# Testo in esame
......

Toccante racconto pubblicato sulla Repubblica del 4 Settembre, di una figlia che ha assistito la propria Mamma per dieci anni a casa propria. Arrivato improvvisamente un peggioramento chiama il 118 che voleva portarla in ospedale a morire su “una barella”, “ tanto non capisce” le è stato detto. Chiamati gli anestesisti per alleviarle le sofferenze ma niente da fare, stessa risposta, la porti in ospedale. Chiamata una Associazione di Cure Palliative ma ci sarebbero voluti giorni. Insistendo in tutti i modi dopo 30 ore arriva una loro Dottoressa che l’ha accompagnata alla fine della vita con dolcezza. Chiede questa signora, possibile che a Torino non esista un numero, un informazione adeguata per sostenere coloro che scelgono di tenere i loro cari non più autosufficienti a casa e si trovano in emergenza? Un po’ di umanità insomma! Due mesi dopo racconta la stessa donna che in un piccolo paese della Toscana presenzia alla morte della zia, amorevolmente supportata dal medico di guardia e dal collega del 118. Altra storia, altra dignità, che da qualche parte esiste…

Già proprio da qualche parte esiste. È fortuna e dipende da chi incontri. Non dipende se ti trovi in una piccola o grande città, in un ospedale famoso o meno. Dipende da chi trovi. Ma anche no, perché ci sono leggi che lo affermano, abbiamo diritto a soffrire il meno possibile, abbiamo diritto ad umanità e rispetto della nostra dignità. Ma dobbiamo noi esigerlo, perché il sistema viaggia sulla nostra ignoranza e sull’omertà di molti. Non siamolo anche noi, diamoci la possibilità di guardarci allo specchio senza vergognarci di non aver tentato, di non aver provato a darci l’opportunità di aiutare gli altri e pure noi stessi.

......

# Dati in esame
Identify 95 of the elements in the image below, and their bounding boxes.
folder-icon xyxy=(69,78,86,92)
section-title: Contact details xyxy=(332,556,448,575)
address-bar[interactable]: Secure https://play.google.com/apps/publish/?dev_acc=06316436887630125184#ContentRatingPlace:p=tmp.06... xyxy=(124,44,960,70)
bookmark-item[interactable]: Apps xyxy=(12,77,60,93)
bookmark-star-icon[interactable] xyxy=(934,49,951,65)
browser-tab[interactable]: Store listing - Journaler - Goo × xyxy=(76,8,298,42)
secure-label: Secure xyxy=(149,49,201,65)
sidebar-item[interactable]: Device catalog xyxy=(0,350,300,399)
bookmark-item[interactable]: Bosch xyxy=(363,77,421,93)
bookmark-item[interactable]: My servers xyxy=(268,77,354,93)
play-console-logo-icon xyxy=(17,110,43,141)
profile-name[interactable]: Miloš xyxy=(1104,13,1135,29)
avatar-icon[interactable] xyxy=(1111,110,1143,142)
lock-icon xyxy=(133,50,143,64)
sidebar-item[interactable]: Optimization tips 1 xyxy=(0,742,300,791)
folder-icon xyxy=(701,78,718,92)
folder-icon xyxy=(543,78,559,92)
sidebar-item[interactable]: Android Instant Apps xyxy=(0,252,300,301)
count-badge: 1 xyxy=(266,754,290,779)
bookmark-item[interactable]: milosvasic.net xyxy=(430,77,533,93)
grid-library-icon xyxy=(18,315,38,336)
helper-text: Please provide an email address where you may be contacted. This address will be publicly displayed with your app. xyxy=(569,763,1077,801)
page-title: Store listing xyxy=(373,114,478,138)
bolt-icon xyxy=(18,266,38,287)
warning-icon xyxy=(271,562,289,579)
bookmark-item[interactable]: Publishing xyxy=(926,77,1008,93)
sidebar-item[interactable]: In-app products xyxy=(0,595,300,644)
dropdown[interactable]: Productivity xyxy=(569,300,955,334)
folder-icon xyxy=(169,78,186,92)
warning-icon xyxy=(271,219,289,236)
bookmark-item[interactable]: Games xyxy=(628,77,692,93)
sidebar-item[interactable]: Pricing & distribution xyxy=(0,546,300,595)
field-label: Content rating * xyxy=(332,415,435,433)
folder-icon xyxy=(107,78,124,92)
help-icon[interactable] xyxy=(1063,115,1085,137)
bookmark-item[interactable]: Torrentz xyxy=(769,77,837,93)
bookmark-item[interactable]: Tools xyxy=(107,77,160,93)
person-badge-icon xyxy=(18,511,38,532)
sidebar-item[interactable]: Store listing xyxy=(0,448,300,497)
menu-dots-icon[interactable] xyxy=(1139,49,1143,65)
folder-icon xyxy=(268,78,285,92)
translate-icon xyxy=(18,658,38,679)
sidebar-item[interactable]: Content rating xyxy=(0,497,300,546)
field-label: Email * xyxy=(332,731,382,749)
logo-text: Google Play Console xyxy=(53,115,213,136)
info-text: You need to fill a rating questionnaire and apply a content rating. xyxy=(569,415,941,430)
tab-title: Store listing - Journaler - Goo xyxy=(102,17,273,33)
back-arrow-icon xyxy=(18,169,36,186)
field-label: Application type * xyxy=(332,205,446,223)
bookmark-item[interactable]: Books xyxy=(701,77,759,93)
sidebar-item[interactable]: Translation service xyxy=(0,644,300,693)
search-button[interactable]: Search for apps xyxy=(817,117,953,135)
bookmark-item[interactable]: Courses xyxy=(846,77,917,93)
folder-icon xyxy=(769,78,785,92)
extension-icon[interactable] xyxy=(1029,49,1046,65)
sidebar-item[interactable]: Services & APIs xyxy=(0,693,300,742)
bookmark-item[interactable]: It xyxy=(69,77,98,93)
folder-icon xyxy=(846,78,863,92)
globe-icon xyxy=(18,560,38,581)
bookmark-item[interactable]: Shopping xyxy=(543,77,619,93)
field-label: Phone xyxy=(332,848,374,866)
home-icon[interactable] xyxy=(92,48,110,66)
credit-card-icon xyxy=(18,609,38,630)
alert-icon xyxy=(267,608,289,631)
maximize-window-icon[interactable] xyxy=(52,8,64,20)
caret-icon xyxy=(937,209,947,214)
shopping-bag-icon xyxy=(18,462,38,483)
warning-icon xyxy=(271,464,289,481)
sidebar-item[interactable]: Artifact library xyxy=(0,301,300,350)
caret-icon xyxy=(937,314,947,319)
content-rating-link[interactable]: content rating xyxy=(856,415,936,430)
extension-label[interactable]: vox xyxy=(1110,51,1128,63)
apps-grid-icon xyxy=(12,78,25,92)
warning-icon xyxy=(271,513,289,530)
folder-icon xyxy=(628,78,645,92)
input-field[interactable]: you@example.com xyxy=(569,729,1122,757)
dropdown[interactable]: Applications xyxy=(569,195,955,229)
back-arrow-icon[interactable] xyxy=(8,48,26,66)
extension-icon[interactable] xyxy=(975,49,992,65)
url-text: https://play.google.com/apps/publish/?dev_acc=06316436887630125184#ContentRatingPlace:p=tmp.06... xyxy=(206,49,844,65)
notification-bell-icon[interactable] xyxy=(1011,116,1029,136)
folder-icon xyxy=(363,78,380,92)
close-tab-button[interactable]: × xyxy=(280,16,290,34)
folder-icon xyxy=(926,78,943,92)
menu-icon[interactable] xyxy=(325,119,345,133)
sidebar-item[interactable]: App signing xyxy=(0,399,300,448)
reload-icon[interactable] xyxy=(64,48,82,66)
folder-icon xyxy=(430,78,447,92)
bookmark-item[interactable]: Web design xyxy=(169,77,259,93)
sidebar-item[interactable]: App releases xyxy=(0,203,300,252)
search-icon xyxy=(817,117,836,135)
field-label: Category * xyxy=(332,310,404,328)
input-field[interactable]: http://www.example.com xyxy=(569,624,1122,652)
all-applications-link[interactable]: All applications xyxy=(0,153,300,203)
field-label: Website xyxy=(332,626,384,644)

......

# Cosa fare
1. Riscrivi il passo del testo in esame che si apre con le parole contenenti "Già proprio da" e si chiude con "pure noi stessi.", sostituendo "fortuna" con "caso".
2. Nel testo in esame, dopo quante ore arriva la Dottoressa dell'Associazione di Cure Palliative?

# Soluzioni
1.
Già proprio da qualche parte esiste. È caso e dipende da chi incontri. Non dipende se ti trovi in una piccola o grande città, in un ospedale famoso o meno. Dipende da chi trovi. Ma anche no, perché ci sono leggi che lo affermano, abbiamo diritto a soffrire il meno possibile, abbiamo diritto ad umanità e rispetto della nostra dignità. Ma dobbiamo noi esigerlo, perché il sistema viaggia sulla nostra ignoranza e sull’omertà di molti. Non siamolo anche noi, diamoci la possibilità di guardarci allo specchio senza vergognarci di non aver tentato, di non aver provato a darci l’opportunità di aiutare gli altri e pure noi stessi.

2. Arriva dopo 30 ore.